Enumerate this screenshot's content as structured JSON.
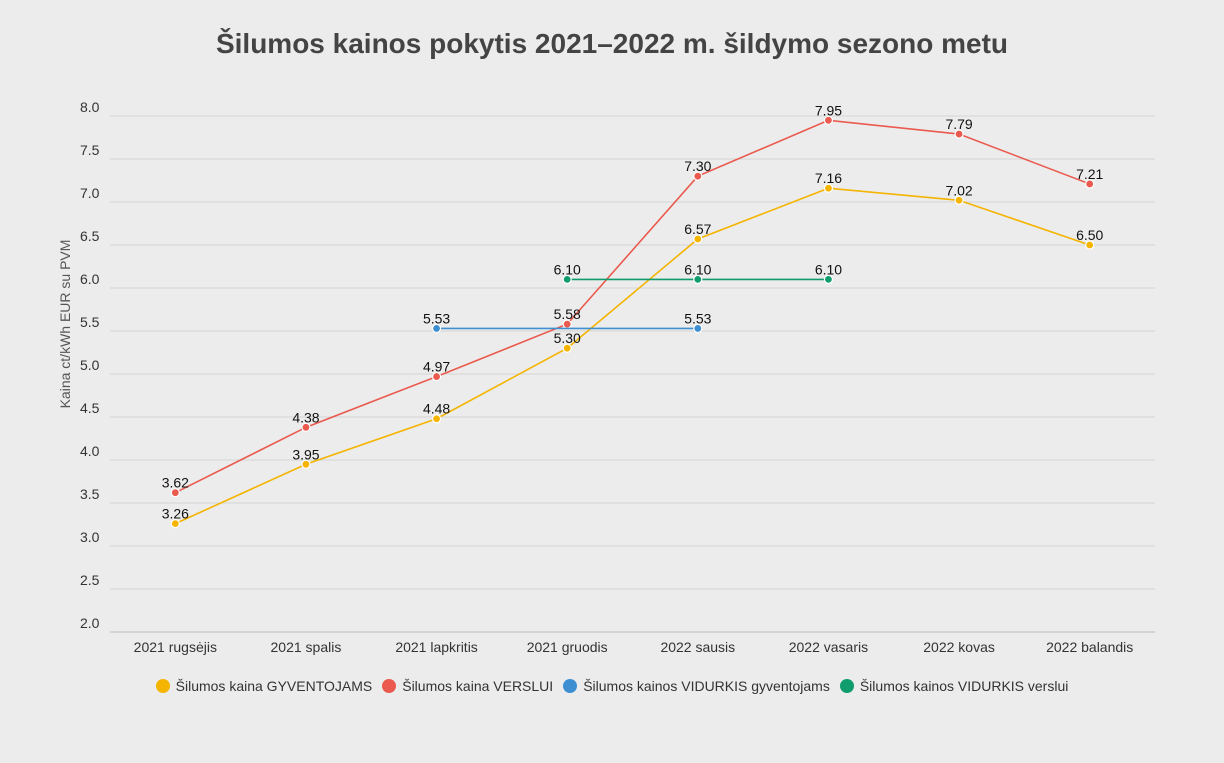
{
  "chart_data": {
    "type": "line",
    "title": "Šilumos kainos pokytis 2021–2022 m. šildymo sezono metu",
    "ylabel": "Kaina ct/kWh EUR su PVM",
    "xlabel": "",
    "ylim": [
      2.0,
      8.0
    ],
    "yticks": [
      "2.0",
      "2.5",
      "3.0",
      "3.5",
      "4.0",
      "4.5",
      "5.0",
      "5.5",
      "6.0",
      "6.5",
      "7.0",
      "7.5",
      "8.0"
    ],
    "categories": [
      "2021 rugsėjis",
      "2021 spalis",
      "2021 lapkritis",
      "2021 gruodis",
      "2022 sausis",
      "2022 vasaris",
      "2022 kovas",
      "2022 balandis"
    ],
    "grid": true,
    "legend_position": "bottom",
    "series": [
      {
        "name": "Šilumos kaina GYVENTOJAMS",
        "color": "#f4b400",
        "values": [
          3.26,
          3.95,
          4.48,
          5.3,
          6.57,
          7.16,
          7.02,
          6.5
        ],
        "labels": [
          "3.26",
          "3.95",
          "4.48",
          "5.30",
          "6.57",
          "7.16",
          "7.02",
          "6.50"
        ]
      },
      {
        "name": "Šilumos kaina VERSLUI",
        "color": "#ea5a4e",
        "values": [
          3.62,
          4.38,
          4.97,
          5.58,
          7.3,
          7.95,
          7.79,
          7.21
        ],
        "labels": [
          "3.62",
          "4.38",
          "4.97",
          "5.58",
          "7.30",
          "7.95",
          "7.79",
          "7.21"
        ]
      },
      {
        "name": "Šilumos kainos VIDURKIS gyventojams",
        "color": "#3d8fd1",
        "values": [
          null,
          null,
          5.53,
          null,
          5.53,
          null,
          null,
          null
        ],
        "labels": [
          null,
          null,
          "5.53",
          null,
          "5.53",
          null,
          null,
          null
        ]
      },
      {
        "name": "Šilumos kainos VIDURKIS verslui",
        "color": "#0f9d6e",
        "values": [
          null,
          null,
          null,
          6.1,
          6.1,
          6.1,
          null,
          null
        ],
        "labels": [
          null,
          null,
          null,
          "6.10",
          "6.10",
          "6.10",
          null,
          null
        ]
      }
    ]
  }
}
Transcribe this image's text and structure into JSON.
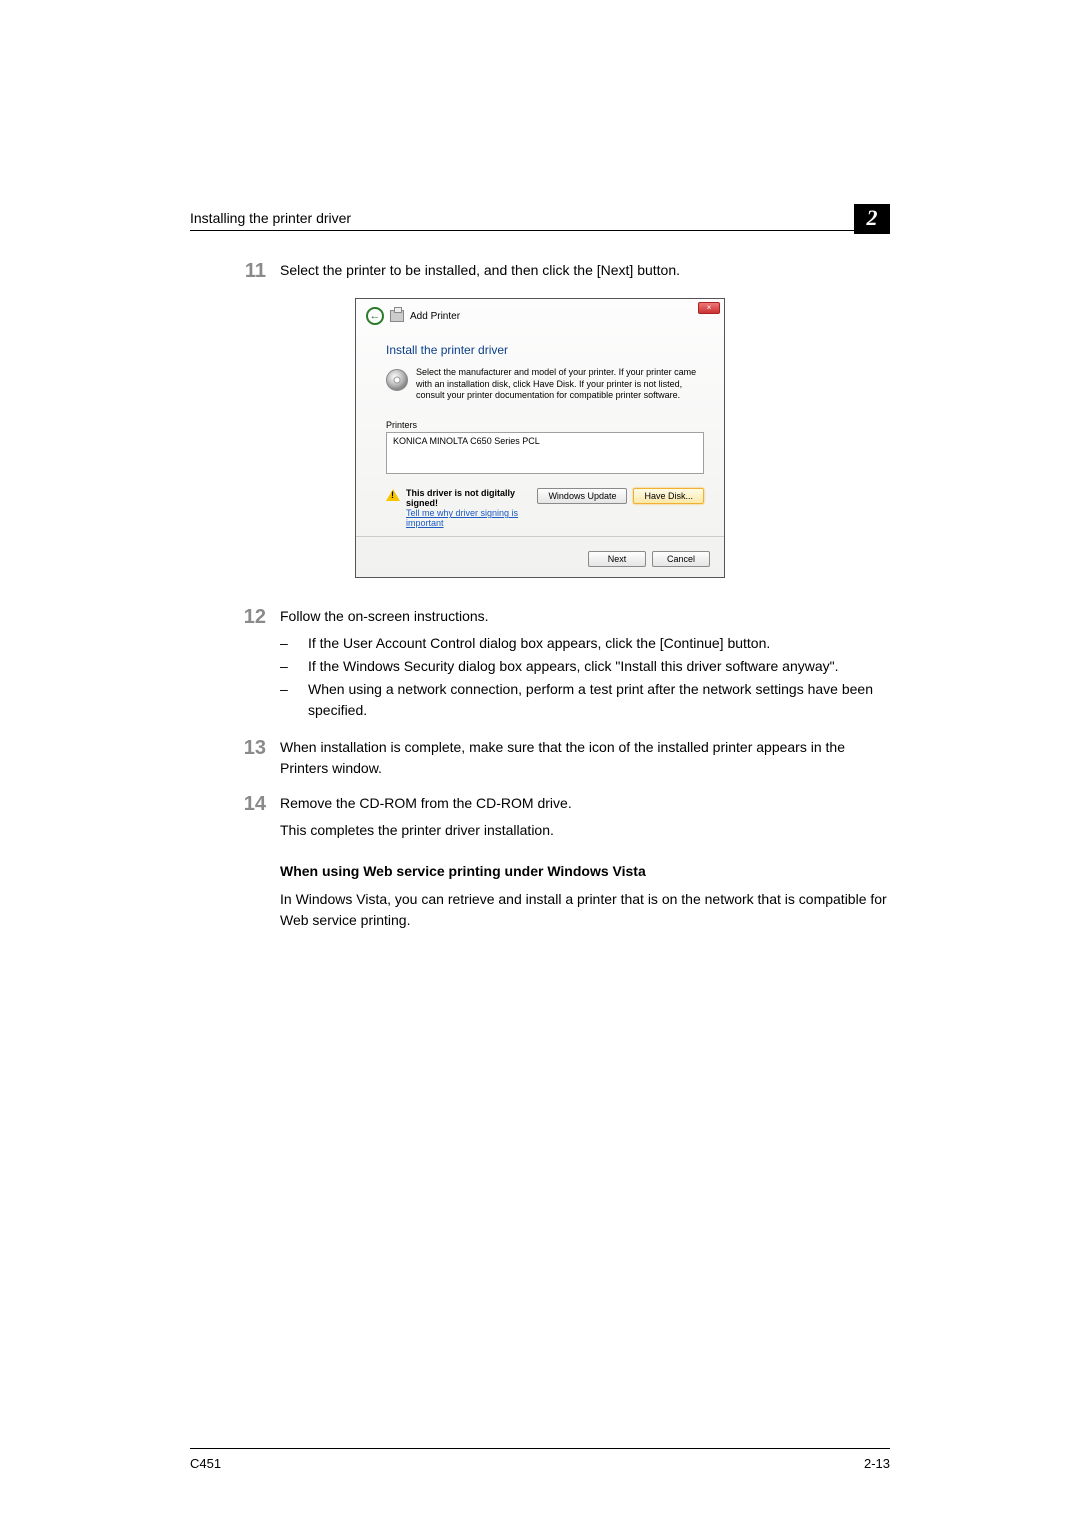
{
  "header": {
    "title": "Installing the printer driver",
    "chapter": "2"
  },
  "steps": {
    "s11": {
      "num": "11",
      "text": "Select the printer to be installed, and then click the [Next] button."
    },
    "s12": {
      "num": "12",
      "text": "Follow the on-screen instructions.",
      "bullets": {
        "b1": "If the User Account Control dialog box appears, click the [Continue] button.",
        "b2": "If the Windows Security dialog box appears, click \"Install this driver software anyway\".",
        "b3": "When using a network connection, perform a test print after the network settings have been specified."
      }
    },
    "s13": {
      "num": "13",
      "text": "When installation is complete, make sure that the icon of the installed printer appears in the Printers window."
    },
    "s14": {
      "num": "14",
      "text": "Remove the CD-ROM from the CD-ROM drive.",
      "extra": "This completes the printer driver installation."
    }
  },
  "dialog": {
    "close_glyph": "×",
    "back_glyph": "←",
    "breadcrumb": "Add Printer",
    "title": "Install the printer driver",
    "instruction": "Select the manufacturer and model of your printer. If your printer came with an installation disk, click Have Disk. If your printer is not listed, consult your printer documentation for compatible printer software.",
    "printers_label": "Printers",
    "printer_item": "KONICA MINOLTA C650 Series PCL",
    "warning_bold": "This driver is not digitally signed!",
    "warning_link": "Tell me why driver signing is important",
    "windows_update_btn": "Windows Update",
    "have_disk_btn": "Have Disk...",
    "next_btn": "Next",
    "cancel_btn": "Cancel"
  },
  "section": {
    "title": "When using Web service printing under Windows Vista",
    "body": "In Windows Vista, you can retrieve and install a printer that is on the network that is compatible for Web service printing."
  },
  "footer": {
    "left": "C451",
    "right": "2-13"
  },
  "dash": "–"
}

Do this: Keep the pictures out of your copy, and repeat every entry above exactly.

Task output:
Enumerate this screenshot's content as structured JSON.
{
  "chart_data": {
    "type": "line",
    "title": "Šilumos kainos pokytis 2021–2022 m. šildymo sezono metu",
    "ylabel": "Kaina ct/kWh EUR su PVM",
    "xlabel": "",
    "ylim": [
      2.0,
      8.0
    ],
    "yticks": [
      "2.0",
      "2.5",
      "3.0",
      "3.5",
      "4.0",
      "4.5",
      "5.0",
      "5.5",
      "6.0",
      "6.5",
      "7.0",
      "7.5",
      "8.0"
    ],
    "categories": [
      "2021 rugsėjis",
      "2021 spalis",
      "2021 lapkritis",
      "2021 gruodis",
      "2022 sausis",
      "2022 vasaris",
      "2022 kovas",
      "2022 balandis"
    ],
    "grid": true,
    "legend_position": "bottom",
    "series": [
      {
        "name": "Šilumos kaina GYVENTOJAMS",
        "color": "#f4b400",
        "values": [
          3.26,
          3.95,
          4.48,
          5.3,
          6.57,
          7.16,
          7.02,
          6.5
        ],
        "labels": [
          "3.26",
          "3.95",
          "4.48",
          "5.30",
          "6.57",
          "7.16",
          "7.02",
          "6.50"
        ]
      },
      {
        "name": "Šilumos kaina VERSLUI",
        "color": "#ea5a4e",
        "values": [
          3.62,
          4.38,
          4.97,
          5.58,
          7.3,
          7.95,
          7.79,
          7.21
        ],
        "labels": [
          "3.62",
          "4.38",
          "4.97",
          "5.58",
          "7.30",
          "7.95",
          "7.79",
          "7.21"
        ]
      },
      {
        "name": "Šilumos kainos VIDURKIS gyventojams",
        "color": "#3d8fd1",
        "values": [
          null,
          null,
          5.53,
          null,
          5.53,
          null,
          null,
          null
        ],
        "labels": [
          null,
          null,
          "5.53",
          null,
          "5.53",
          null,
          null,
          null
        ]
      },
      {
        "name": "Šilumos kainos VIDURKIS verslui",
        "color": "#0f9d6e",
        "values": [
          null,
          null,
          null,
          6.1,
          6.1,
          6.1,
          null,
          null
        ],
        "labels": [
          null,
          null,
          null,
          "6.10",
          "6.10",
          "6.10",
          null,
          null
        ]
      }
    ]
  }
}
Transcribe this image's text and structure into JSON.
{
  "header": {
    "title": "Installing the printer driver",
    "chapter": "2"
  },
  "steps": {
    "s11": {
      "num": "11",
      "text": "Select the printer to be installed, and then click the [Next] button."
    },
    "s12": {
      "num": "12",
      "text": "Follow the on-screen instructions.",
      "bullets": {
        "b1": "If the User Account Control dialog box appears, click the [Continue] button.",
        "b2": "If the Windows Security dialog box appears, click \"Install this driver software anyway\".",
        "b3": "When using a network connection, perform a test print after the network settings have been specified."
      }
    },
    "s13": {
      "num": "13",
      "text": "When installation is complete, make sure that the icon of the installed printer appears in the Printers window."
    },
    "s14": {
      "num": "14",
      "text": "Remove the CD-ROM from the CD-ROM drive.",
      "extra": "This completes the printer driver installation."
    }
  },
  "dialog": {
    "close_glyph": "×",
    "back_glyph": "←",
    "breadcrumb": "Add Printer",
    "title": "Install the printer driver",
    "instruction": "Select the manufacturer and model of your printer. If your printer came with an installation disk, click Have Disk. If your printer is not listed, consult your printer documentation for compatible printer software.",
    "printers_label": "Printers",
    "printer_item": "KONICA MINOLTA C650 Series PCL",
    "warning_bold": "This driver is not digitally signed!",
    "warning_link": "Tell me why driver signing is important",
    "windows_update_btn": "Windows Update",
    "have_disk_btn": "Have Disk...",
    "next_btn": "Next",
    "cancel_btn": "Cancel"
  },
  "section": {
    "title": "When using Web service printing under Windows Vista",
    "body": "In Windows Vista, you can retrieve and install a printer that is on the network that is compatible for Web service printing."
  },
  "footer": {
    "left": "C451",
    "right": "2-13"
  },
  "dash": "–"
}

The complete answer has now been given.